[TASK GOAL]
The exercise asks for every line of the data to be reproduced exactly.

-------------------------

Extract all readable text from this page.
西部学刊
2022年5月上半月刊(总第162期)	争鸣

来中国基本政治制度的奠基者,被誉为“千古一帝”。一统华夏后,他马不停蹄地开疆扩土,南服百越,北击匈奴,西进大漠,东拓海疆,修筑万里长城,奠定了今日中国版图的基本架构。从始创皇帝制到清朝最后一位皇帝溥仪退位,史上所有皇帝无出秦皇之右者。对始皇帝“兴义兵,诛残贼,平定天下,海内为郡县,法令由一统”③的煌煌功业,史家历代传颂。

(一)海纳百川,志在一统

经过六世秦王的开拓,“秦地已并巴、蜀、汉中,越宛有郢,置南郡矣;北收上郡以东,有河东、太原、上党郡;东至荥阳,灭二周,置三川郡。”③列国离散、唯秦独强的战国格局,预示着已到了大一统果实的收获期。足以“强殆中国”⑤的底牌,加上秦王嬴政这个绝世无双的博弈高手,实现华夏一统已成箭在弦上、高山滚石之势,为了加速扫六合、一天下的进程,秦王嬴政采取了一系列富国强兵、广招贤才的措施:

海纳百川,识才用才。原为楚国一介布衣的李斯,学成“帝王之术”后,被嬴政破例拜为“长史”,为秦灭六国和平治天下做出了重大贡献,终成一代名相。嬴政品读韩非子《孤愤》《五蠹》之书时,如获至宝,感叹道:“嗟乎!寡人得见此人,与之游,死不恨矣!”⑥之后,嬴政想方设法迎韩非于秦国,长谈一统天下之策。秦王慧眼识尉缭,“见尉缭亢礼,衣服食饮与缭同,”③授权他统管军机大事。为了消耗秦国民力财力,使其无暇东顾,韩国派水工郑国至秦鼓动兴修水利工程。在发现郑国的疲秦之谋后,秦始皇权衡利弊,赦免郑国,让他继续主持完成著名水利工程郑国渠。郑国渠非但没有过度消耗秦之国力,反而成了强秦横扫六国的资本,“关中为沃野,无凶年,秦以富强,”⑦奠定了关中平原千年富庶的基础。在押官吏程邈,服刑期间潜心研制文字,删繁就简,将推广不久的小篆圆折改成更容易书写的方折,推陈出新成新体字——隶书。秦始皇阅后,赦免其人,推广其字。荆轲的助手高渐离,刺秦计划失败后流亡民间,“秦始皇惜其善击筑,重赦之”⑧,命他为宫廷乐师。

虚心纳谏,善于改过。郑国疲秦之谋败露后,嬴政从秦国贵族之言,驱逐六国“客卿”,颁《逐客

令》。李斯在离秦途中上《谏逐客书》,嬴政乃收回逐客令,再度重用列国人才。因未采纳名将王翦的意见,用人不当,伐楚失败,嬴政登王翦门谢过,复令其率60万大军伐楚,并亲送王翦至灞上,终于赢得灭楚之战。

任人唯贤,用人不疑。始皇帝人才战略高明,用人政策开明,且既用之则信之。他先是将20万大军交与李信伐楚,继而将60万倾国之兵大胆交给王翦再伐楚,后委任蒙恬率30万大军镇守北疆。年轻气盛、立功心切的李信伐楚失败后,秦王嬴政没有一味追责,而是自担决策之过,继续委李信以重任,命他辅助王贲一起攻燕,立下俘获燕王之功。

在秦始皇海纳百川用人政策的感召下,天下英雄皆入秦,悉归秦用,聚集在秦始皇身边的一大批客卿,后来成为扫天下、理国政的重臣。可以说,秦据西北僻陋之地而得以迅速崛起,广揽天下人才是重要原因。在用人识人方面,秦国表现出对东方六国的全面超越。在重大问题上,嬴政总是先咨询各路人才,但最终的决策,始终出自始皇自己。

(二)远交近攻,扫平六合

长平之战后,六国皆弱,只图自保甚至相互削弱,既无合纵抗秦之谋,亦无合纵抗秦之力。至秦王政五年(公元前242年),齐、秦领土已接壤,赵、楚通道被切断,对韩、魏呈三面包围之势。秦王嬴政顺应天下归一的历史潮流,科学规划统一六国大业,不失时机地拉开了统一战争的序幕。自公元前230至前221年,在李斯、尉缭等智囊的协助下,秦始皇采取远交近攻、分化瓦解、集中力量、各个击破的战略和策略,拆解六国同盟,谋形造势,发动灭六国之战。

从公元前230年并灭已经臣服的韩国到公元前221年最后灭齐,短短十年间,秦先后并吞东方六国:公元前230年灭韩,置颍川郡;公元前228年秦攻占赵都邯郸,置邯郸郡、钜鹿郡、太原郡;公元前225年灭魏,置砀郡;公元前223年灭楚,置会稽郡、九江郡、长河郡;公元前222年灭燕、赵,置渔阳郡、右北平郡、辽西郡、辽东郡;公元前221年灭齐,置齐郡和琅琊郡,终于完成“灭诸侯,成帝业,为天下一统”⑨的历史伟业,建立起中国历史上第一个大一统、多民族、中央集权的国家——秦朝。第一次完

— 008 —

-------------------------

[OUTPUT FOR THIS EXERCISE]
Extract all readable text from this page.
西部学刊
2022年5月上半月刊(总第162期)	争鸣

来中国基本政治制度的奠基者,被誉为“千古一帝”。一统华夏后,他马不停蹄地开疆扩土,南服百越,北击匈奴,西进大漠,东拓海疆,修筑万里长城,奠定了今日中国版图的基本架构。从始创皇帝制到清朝最后一位皇帝溥仪退位,史上所有皇帝无出秦皇之右者。对始皇帝“兴义兵,诛残贼,平定天下,海内为郡县,法令由一统”③的煌煌功业,史家历代传颂。

(一)海纳百川,志在一统

经过六世秦王的开拓,“秦地已并巴、蜀、汉中,越宛有郢,置南郡矣;北收上郡以东,有河东、太原、上党郡;东至荥阳,灭二周,置三川郡。”③列国离散、唯秦独强的战国格局,预示着已到了大一统果实的收获期。足以“强殆中国”⑤的底牌,加上秦王嬴政这个绝世无双的博弈高手,实现华夏一统已成箭在弦上、高山滚石之势,为了加速扫六合、一天下的进程,秦王嬴政采取了一系列富国强兵、广招贤才的措施:

海纳百川,识才用才。原为楚国一介布衣的李斯,学成“帝王之术”后,被嬴政破例拜为“长史”,为秦灭六国和平治天下做出了重大贡献,终成一代名相。嬴政品读韩非子《孤愤》《五蠹》之书时,如获至宝,感叹道:“嗟乎!寡人得见此人,与之游,死不恨矣!”⑥之后,嬴政想方设法迎韩非于秦国,长谈一统天下之策。秦王慧眼识尉缭,“见尉缭亢礼,衣服食饮与缭同,”③授权他统管军机大事。为了消耗秦国民力财力,使其无暇东顾,韩国派水工郑国至秦鼓动兴修水利工程。在发现郑国的疲秦之谋后,秦始皇权衡利弊,赦免郑国,让他继续主持完成著名水利工程郑国渠。郑国渠非但没有过度消耗秦之国力,反而成了强秦横扫六国的资本,“关中为沃野,无凶年,秦以富强,”⑦奠定了关中平原千年富庶的基础。在押官吏程邈,服刑期间潜心研制文字,删繁就简,将推广不久的小篆圆折改成更容易书写的方折,推陈出新成新体字——隶书。秦始皇阅后,赦免其人,推广其字。荆轲的助手高渐离,刺秦计划失败后流亡民间,“秦始皇惜其善击筑,重赦之”⑧,命他为宫廷乐师。

虚心纳谏,善于改过。郑国疲秦之谋败露后,嬴政从秦国贵族之言,驱逐六国“客卿”,颁《逐客

令》。李斯在离秦途中上《谏逐客书》,嬴政乃收回逐客令,再度重用列国人才。因未采纳名将王翦的意见,用人不当,伐楚失败,嬴政登王翦门谢过,复令其率60万大军伐楚,并亲送王翦至灞上,终于赢得灭楚之战。

任人唯贤,用人不疑。始皇帝人才战略高明,用人政策开明,且既用之则信之。他先是将20万大军交与李信伐楚,继而将60万倾国之兵大胆交给王翦再伐楚,后委任蒙恬率30万大军镇守北疆。年轻气盛、立功心切的李信伐楚失败后,秦王嬴政没有一味追责,而是自担决策之过,继续委李信以重任,命他辅助王贲一起攻燕,立下俘获燕王之功。

在秦始皇海纳百川用人政策的感召下,天下英雄皆入秦,悉归秦用,聚集在秦始皇身边的一大批客卿,后来成为扫天下、理国政的重臣。可以说,秦据西北僻陋之地而得以迅速崛起,广揽天下人才是重要原因。在用人识人方面,秦国表现出对东方六国的全面超越。在重大问题上,嬴政总是先咨询各路人才,但最终的决策,始终出自始皇自己。

(二)远交近攻,扫平六合

长平之战后,六国皆弱,只图自保甚至相互削弱,既无合纵抗秦之谋,亦无合纵抗秦之力。至秦王政五年(公元前242年),齐、秦领土已接壤,赵、楚通道被切断,对韩、魏呈三面包围之势。秦王嬴政顺应天下归一的历史潮流,科学规划统一六国大业,不失时机地拉开了统一战争的序幕。自公元前230至前221年,在李斯、尉缭等智囊的协助下,秦始皇采取远交近攻、分化瓦解、集中力量、各个击破的战略和策略,拆解六国同盟,谋形造势,发动灭六国之战。

从公元前230年并灭已经臣服的韩国到公元前221年最后灭齐,短短十年间,秦先后并吞东方六国:公元前230年灭韩,置颍川郡;公元前228年秦攻占赵都邯郸,置邯郸郡、钜鹿郡、太原郡;公元前225年灭魏,置砀郡;公元前223年灭楚,置会稽郡、九江郡、长河郡;公元前222年灭燕、赵,置渔阳郡、右北平郡、辽西郡、辽东郡;公元前221年灭齐,置齐郡和琅琊郡,终于完成“灭诸侯,成帝业,为天下一统”⑨的历史伟业,建立起中国历史上第一个大一统、多民族、中央集权的国家——秦朝。第一次完

— 008 —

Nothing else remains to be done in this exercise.